→ **Instructions for the task**: Gather from the material every line that contains the string "przesłuchać".

-=-=-

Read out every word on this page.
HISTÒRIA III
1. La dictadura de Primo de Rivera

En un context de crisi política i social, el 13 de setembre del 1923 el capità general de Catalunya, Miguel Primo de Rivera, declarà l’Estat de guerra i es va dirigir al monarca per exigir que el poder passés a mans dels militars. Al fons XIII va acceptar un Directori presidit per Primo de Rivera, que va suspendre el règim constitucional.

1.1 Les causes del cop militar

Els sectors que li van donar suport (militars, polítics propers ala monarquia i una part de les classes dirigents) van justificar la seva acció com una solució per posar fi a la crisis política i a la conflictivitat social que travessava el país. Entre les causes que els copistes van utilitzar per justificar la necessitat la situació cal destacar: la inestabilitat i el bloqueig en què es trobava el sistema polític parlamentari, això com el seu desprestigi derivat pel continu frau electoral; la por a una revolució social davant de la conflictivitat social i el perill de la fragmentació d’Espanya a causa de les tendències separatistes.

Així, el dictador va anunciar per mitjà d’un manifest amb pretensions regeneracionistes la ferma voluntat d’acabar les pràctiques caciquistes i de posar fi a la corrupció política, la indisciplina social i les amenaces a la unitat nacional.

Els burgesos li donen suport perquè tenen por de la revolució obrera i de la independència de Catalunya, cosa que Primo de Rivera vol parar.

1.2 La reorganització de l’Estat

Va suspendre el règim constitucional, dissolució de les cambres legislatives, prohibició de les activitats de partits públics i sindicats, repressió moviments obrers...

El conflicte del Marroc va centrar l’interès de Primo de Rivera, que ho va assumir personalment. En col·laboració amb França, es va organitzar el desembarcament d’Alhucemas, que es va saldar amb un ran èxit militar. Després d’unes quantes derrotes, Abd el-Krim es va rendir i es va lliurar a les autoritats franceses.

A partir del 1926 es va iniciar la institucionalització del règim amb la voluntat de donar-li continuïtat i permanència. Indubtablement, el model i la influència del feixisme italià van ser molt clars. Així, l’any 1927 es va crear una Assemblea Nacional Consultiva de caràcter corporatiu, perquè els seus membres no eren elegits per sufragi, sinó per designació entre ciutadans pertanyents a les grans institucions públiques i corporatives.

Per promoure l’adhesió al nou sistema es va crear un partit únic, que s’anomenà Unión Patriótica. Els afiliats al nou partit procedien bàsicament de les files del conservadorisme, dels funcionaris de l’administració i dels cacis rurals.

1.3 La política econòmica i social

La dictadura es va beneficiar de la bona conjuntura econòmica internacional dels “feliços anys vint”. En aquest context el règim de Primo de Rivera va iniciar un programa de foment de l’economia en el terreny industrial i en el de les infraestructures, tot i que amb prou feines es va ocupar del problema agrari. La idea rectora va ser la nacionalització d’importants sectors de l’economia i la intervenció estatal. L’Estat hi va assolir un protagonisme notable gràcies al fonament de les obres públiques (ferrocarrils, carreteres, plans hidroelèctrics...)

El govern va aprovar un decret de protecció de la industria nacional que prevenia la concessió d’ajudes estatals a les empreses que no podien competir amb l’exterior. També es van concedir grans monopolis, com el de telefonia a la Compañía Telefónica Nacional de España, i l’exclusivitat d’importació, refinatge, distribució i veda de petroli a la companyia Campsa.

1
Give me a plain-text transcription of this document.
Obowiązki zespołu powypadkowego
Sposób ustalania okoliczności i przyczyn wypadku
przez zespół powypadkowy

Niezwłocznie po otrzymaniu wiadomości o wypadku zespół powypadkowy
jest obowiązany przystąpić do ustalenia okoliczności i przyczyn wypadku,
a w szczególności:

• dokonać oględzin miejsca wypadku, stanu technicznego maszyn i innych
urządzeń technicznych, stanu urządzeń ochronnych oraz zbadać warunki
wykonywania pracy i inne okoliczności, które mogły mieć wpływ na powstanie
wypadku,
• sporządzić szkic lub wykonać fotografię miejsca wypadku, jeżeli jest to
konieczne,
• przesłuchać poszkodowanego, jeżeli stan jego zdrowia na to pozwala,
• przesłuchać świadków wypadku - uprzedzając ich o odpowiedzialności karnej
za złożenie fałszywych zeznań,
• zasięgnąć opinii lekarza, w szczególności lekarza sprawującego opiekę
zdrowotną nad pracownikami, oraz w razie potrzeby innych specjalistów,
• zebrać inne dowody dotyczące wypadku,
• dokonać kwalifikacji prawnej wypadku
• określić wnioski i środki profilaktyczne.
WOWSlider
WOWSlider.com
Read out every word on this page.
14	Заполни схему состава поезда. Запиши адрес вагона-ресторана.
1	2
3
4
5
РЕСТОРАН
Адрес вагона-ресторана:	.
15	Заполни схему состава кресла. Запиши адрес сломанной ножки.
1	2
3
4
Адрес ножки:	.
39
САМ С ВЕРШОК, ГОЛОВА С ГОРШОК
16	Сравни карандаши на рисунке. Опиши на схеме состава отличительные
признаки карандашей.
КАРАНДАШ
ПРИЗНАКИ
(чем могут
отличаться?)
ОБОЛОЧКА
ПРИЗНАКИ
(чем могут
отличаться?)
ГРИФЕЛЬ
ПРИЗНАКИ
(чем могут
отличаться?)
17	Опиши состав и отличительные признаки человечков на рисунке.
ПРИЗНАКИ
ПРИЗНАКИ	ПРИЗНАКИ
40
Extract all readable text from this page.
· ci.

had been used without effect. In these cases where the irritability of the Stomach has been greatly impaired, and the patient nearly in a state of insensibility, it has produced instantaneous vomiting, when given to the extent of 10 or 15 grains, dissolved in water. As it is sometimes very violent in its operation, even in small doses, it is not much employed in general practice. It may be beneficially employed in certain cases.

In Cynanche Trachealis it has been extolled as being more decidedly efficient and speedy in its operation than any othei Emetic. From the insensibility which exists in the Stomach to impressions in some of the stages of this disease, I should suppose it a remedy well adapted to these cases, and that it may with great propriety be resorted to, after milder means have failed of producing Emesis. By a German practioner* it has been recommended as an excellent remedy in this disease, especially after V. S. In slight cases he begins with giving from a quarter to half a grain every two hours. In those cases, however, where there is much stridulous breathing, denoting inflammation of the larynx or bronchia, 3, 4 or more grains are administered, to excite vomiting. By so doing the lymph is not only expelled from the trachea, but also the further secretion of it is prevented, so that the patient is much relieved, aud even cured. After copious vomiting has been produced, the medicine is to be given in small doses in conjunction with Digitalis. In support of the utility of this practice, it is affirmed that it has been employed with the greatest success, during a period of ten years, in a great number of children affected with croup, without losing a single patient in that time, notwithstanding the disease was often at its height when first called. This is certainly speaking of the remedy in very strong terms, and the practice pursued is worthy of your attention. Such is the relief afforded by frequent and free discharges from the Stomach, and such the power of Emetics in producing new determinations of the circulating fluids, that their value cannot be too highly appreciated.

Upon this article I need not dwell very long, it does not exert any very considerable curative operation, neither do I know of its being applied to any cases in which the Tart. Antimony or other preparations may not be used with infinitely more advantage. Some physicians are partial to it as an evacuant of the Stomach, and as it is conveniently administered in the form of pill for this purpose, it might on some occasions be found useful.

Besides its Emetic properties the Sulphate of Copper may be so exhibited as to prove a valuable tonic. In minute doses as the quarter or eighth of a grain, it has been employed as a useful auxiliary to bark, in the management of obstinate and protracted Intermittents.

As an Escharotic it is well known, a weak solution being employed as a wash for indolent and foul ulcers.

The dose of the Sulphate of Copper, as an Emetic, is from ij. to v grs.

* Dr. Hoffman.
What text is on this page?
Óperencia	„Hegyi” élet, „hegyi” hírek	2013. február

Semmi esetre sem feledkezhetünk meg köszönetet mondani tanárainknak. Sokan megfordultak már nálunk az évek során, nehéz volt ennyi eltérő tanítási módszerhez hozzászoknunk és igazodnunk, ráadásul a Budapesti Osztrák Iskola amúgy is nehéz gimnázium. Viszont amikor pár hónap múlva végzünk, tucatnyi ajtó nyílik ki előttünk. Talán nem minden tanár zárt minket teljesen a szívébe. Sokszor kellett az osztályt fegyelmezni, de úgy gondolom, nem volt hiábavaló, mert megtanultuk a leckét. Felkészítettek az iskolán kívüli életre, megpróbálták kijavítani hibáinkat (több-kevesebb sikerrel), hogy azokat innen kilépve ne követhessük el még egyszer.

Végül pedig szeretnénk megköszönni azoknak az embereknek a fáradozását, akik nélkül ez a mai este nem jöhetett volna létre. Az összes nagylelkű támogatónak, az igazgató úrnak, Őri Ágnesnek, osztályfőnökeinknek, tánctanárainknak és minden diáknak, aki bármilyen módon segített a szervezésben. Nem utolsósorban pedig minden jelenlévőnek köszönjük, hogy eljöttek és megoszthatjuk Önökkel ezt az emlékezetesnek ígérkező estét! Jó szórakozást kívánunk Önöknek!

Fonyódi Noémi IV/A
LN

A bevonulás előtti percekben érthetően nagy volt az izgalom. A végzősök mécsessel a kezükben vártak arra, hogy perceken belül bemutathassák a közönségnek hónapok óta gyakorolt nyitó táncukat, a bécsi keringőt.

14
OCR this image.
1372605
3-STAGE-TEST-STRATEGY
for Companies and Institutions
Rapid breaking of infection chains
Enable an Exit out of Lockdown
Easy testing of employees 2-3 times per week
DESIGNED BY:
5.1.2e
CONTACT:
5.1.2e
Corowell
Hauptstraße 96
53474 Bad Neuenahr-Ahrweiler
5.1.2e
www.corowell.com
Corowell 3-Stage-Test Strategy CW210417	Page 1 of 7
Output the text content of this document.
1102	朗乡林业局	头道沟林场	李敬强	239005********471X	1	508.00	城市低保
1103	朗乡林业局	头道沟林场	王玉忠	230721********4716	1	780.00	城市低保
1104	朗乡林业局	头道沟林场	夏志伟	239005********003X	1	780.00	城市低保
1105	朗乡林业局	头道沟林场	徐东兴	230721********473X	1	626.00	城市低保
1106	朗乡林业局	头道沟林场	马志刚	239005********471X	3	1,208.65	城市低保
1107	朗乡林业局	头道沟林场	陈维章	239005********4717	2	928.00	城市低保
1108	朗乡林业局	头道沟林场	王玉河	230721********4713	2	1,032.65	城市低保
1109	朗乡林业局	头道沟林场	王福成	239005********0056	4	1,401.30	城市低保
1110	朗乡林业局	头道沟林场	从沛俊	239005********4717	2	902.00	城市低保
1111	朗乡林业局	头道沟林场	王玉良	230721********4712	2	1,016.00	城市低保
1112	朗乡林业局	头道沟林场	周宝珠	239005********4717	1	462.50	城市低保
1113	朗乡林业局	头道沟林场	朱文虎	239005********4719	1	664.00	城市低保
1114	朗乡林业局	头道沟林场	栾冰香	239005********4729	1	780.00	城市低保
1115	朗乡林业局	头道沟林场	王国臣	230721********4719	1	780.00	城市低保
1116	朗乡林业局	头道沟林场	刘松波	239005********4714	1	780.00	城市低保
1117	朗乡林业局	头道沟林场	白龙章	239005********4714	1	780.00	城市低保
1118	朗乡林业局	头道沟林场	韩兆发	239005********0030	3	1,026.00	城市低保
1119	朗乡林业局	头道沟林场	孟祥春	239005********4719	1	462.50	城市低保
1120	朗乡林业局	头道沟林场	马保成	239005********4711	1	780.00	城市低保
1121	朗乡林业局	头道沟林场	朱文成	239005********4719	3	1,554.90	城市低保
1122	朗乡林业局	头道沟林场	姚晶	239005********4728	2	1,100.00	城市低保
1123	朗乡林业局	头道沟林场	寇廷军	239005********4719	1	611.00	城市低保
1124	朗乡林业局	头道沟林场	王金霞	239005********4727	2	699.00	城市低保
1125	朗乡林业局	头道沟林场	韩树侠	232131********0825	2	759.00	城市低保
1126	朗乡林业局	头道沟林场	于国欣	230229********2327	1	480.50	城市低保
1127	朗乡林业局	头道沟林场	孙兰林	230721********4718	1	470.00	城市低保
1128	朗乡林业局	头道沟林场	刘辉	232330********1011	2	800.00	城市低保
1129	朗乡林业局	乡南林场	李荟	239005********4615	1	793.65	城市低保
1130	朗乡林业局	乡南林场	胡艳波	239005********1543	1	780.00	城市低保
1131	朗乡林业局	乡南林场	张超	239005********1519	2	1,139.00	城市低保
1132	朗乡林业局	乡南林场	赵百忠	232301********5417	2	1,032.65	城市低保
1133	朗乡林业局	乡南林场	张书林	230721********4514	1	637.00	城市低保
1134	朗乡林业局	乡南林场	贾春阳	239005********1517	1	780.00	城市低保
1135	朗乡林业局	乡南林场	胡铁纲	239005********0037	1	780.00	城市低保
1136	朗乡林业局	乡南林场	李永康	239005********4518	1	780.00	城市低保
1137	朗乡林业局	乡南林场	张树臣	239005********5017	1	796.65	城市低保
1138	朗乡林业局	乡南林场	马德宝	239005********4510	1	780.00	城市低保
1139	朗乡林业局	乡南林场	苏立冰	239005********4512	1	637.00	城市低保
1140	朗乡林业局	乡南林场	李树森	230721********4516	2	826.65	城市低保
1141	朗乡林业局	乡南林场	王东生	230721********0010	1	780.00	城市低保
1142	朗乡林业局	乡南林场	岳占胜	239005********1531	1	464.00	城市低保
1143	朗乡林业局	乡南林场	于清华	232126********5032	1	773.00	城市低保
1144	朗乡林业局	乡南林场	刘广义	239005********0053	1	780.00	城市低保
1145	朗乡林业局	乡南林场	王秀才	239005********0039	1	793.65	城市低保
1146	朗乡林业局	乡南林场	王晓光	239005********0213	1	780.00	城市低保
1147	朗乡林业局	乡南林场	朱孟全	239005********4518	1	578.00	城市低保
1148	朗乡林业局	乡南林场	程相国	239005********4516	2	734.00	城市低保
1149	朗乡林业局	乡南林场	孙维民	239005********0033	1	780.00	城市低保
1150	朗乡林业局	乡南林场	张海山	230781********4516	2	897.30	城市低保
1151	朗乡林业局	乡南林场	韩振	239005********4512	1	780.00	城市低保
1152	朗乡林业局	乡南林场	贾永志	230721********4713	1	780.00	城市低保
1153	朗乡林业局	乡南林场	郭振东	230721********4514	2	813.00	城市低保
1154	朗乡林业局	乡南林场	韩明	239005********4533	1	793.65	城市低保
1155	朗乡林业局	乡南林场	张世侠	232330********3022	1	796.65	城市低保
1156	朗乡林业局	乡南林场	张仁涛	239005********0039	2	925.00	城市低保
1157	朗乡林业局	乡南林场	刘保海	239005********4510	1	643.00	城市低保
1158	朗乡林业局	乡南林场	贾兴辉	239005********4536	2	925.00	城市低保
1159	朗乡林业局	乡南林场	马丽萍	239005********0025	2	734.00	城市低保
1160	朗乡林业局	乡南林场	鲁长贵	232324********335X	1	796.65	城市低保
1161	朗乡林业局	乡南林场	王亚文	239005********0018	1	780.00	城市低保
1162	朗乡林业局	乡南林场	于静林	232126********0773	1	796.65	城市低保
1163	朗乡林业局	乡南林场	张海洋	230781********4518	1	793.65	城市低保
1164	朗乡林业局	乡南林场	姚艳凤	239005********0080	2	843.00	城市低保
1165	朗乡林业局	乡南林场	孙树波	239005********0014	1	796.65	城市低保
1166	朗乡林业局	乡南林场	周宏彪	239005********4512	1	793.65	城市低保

-=-=-

→ **Answer to the problem**:
• przesłuchać poszkodowanego, jeżeli stan jego zdrowia na to pozwala,
• przesłuchać świadków wypadku - uprzedzając ich o odpowiedzialności karnej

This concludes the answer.